Recorded data:
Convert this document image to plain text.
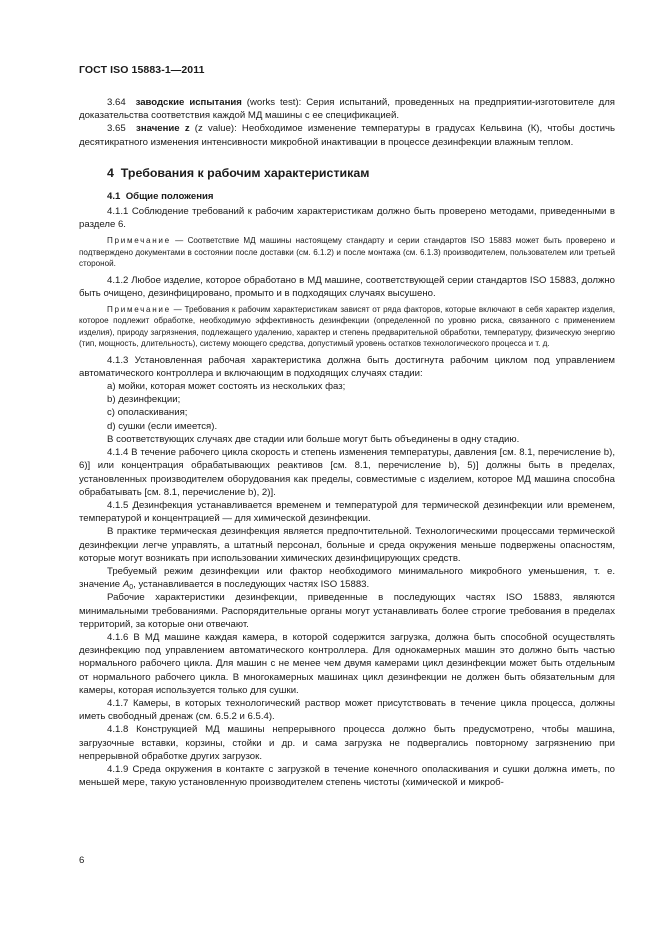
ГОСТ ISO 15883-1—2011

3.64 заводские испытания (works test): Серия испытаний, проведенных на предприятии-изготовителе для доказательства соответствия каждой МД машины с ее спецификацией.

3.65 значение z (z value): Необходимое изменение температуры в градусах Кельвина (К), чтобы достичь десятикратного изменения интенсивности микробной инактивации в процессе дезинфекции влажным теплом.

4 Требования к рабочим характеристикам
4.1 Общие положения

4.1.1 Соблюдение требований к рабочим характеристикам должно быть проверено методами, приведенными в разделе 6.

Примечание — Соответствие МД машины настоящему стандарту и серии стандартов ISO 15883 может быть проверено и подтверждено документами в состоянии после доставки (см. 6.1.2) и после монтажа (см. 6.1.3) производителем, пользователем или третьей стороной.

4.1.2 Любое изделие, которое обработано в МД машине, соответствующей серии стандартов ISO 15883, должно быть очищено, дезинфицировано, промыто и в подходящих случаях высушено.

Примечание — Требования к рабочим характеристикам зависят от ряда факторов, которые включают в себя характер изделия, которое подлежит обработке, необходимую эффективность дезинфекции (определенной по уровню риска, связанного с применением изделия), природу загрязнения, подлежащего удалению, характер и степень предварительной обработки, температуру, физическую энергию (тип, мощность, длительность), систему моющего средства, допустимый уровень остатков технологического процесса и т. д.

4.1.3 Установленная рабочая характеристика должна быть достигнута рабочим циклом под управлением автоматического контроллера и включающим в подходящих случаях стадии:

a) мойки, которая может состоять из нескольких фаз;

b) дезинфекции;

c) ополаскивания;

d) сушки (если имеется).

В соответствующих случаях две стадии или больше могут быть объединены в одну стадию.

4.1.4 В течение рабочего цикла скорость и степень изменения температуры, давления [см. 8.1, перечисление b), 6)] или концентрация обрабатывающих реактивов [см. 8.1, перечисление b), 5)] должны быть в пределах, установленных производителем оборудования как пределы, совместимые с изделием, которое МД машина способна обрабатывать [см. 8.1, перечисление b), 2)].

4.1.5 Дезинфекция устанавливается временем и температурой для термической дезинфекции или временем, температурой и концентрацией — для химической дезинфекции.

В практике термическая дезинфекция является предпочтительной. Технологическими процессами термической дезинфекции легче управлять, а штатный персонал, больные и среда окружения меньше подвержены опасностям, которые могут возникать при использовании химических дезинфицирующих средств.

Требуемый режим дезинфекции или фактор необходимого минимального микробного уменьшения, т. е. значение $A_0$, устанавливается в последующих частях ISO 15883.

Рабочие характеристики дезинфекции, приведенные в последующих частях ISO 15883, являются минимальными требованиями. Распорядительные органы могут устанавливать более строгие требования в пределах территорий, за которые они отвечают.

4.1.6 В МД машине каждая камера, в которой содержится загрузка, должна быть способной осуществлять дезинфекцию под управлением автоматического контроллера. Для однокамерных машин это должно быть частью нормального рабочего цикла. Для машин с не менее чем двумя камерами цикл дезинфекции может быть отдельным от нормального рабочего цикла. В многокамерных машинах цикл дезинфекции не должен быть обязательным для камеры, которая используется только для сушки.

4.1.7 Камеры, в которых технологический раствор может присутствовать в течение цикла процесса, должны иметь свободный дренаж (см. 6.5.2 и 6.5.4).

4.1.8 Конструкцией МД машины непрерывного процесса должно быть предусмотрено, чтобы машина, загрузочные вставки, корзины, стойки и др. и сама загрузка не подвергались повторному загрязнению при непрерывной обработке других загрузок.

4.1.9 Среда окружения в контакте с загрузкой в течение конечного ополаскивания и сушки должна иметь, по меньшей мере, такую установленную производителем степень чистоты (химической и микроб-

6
==
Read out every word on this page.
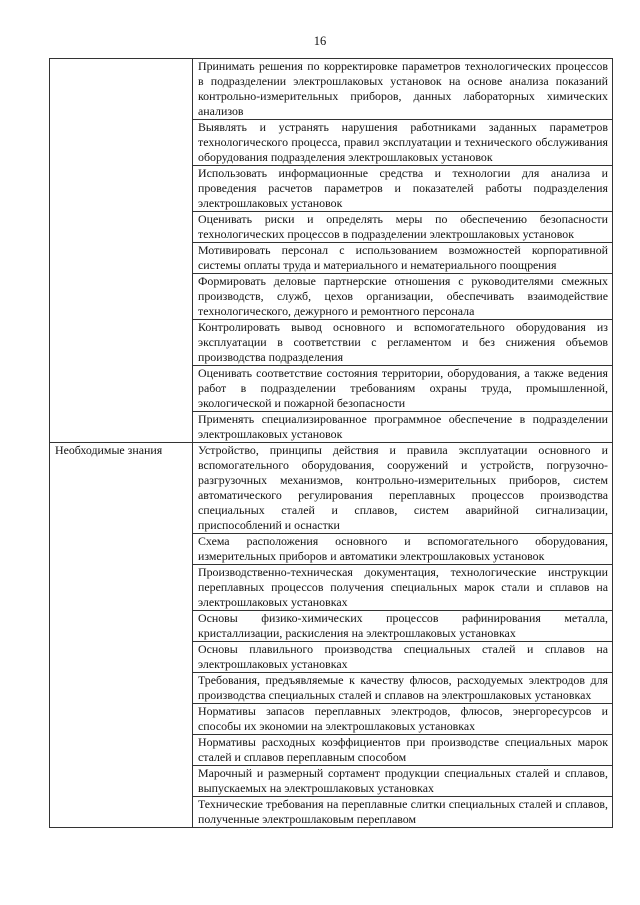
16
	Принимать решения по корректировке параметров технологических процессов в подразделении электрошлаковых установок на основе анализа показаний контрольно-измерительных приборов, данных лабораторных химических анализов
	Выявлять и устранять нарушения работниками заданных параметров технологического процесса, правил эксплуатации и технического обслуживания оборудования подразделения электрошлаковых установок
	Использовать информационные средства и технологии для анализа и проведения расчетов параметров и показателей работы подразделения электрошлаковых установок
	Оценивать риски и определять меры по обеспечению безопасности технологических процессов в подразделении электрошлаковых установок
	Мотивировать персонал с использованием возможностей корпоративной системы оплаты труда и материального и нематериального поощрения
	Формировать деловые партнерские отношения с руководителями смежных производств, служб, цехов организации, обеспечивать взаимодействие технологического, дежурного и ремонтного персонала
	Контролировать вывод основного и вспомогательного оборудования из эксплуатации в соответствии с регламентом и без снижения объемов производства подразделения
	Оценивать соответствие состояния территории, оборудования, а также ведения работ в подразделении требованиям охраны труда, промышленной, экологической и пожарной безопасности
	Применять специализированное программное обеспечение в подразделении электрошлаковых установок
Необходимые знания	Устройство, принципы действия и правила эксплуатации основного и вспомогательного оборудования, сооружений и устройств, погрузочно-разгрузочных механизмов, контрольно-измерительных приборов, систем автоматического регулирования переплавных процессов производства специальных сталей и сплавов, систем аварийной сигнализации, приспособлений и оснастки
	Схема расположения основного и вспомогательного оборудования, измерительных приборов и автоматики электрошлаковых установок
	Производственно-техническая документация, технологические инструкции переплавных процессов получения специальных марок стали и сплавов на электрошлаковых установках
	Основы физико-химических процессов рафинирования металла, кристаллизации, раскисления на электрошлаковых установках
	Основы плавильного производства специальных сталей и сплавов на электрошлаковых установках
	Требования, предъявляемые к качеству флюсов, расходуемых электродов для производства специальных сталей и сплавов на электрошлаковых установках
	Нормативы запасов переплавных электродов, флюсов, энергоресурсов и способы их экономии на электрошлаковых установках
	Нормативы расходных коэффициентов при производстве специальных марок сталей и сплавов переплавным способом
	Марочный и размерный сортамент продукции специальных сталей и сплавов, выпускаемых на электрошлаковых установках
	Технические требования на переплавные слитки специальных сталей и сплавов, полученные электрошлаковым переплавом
--
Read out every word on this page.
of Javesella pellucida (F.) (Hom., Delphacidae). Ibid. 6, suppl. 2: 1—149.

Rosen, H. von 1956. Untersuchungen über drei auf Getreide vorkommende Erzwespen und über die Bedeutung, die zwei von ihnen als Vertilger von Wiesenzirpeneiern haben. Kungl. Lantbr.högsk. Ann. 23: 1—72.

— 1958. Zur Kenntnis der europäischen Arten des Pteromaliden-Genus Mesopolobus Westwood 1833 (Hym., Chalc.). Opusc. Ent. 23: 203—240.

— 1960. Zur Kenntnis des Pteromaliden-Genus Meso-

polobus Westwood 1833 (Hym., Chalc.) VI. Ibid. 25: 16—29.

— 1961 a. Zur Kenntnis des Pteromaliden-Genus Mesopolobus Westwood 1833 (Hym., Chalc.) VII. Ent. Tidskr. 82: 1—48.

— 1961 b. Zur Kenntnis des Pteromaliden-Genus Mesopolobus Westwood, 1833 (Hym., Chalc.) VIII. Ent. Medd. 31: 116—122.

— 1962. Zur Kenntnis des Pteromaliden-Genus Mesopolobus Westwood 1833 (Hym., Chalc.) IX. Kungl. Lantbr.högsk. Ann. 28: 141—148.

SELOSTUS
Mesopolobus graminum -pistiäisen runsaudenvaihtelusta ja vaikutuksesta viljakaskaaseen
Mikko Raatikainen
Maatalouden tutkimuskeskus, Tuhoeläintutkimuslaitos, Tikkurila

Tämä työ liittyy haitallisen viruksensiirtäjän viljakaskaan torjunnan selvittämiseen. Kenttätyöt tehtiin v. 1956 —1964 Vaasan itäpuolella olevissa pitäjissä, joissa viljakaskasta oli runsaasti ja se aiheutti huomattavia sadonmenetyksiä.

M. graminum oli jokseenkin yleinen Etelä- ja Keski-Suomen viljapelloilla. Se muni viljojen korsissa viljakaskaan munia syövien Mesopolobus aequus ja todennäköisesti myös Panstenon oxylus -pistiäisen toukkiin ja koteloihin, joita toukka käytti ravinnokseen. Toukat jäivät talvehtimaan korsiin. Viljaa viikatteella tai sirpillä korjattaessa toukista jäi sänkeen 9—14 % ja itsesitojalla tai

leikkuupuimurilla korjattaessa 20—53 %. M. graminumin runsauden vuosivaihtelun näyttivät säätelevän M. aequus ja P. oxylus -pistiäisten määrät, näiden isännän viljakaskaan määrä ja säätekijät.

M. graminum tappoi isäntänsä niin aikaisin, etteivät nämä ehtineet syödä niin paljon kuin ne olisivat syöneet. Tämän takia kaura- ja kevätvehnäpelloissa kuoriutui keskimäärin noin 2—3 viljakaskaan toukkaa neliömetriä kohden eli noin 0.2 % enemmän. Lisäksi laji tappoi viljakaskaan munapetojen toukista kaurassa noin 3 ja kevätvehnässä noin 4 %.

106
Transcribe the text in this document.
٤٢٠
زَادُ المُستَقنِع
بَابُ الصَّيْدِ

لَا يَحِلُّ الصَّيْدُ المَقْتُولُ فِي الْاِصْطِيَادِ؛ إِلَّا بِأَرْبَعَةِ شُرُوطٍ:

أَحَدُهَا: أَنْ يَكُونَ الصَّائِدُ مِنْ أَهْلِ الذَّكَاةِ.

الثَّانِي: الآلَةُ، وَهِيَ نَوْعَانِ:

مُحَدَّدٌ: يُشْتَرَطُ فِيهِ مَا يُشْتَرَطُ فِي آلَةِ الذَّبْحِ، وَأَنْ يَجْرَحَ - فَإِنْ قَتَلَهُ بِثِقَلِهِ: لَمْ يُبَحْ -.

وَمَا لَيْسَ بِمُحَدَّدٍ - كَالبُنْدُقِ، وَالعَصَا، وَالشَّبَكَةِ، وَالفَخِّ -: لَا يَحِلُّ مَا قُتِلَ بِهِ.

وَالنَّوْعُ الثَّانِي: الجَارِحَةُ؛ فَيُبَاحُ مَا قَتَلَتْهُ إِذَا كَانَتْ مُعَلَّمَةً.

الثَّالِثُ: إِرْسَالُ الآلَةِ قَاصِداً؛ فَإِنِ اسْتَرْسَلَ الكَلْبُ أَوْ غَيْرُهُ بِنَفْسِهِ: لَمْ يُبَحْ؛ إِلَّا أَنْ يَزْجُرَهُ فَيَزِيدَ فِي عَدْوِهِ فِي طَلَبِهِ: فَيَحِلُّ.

▸ What needs to be done
From the listing above, copy out each line where the word "химической" appears.

▸ Exercise response
4.1.5 Дезинфекция устанавливается временем и температурой для термической дезинфекции или временем, температурой и концентрацией — для химической дезинфекции.
4.1.9 Среда окружения в контакте с загрузкой в течение конечного ополаскивания и сушки должна иметь, по меньшей мере, такую установленную производителем степень чистоты (химической и микроб-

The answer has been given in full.